**Work instructions**
Do not copy the pictures; transcribe all other material exactly.
## START
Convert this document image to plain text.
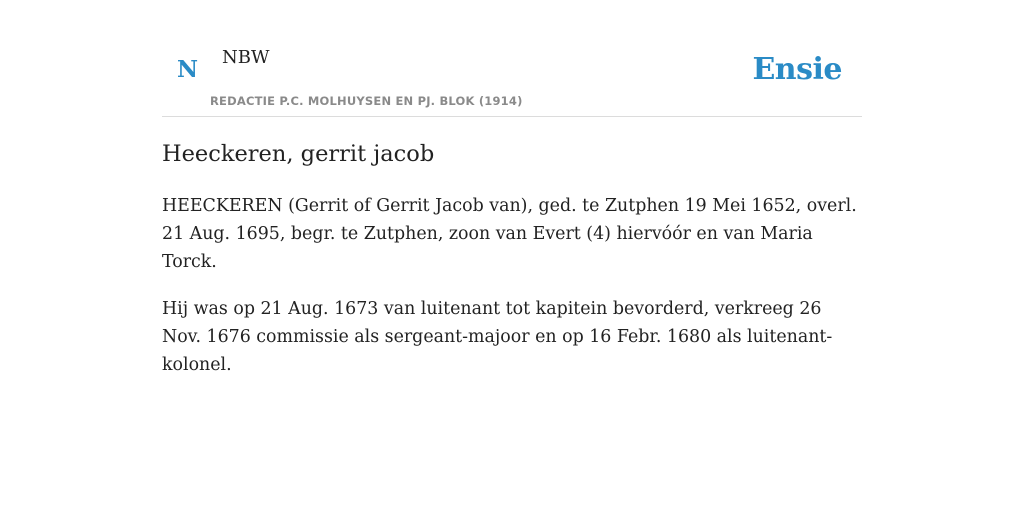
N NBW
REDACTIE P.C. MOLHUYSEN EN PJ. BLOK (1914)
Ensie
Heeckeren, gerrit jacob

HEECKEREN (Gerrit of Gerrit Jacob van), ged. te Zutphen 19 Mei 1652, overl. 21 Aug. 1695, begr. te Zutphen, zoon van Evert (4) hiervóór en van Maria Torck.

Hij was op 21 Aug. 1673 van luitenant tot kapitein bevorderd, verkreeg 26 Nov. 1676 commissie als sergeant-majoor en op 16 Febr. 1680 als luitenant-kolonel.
## END
**Full solution**
Convert this document image to plain text.
N NBW
REDACTIE P.C. MOLHUYSEN EN PJ. BLOK (1914)
Ensie
Heeckeren, gerrit jacob

HEECKEREN (Gerrit of Gerrit Jacob van), ged. te Zutphen 19 Mei 1652, overl. 21 Aug. 1695, begr. te Zutphen, zoon van Evert (4) hiervóór en van Maria Torck.

Hij was op 21 Aug. 1673 van luitenant tot kapitein bevorderd, verkreeg 26 Nov. 1676 commissie als sergeant-majoor en op 16 Febr. 1680 als luitenant-kolonel.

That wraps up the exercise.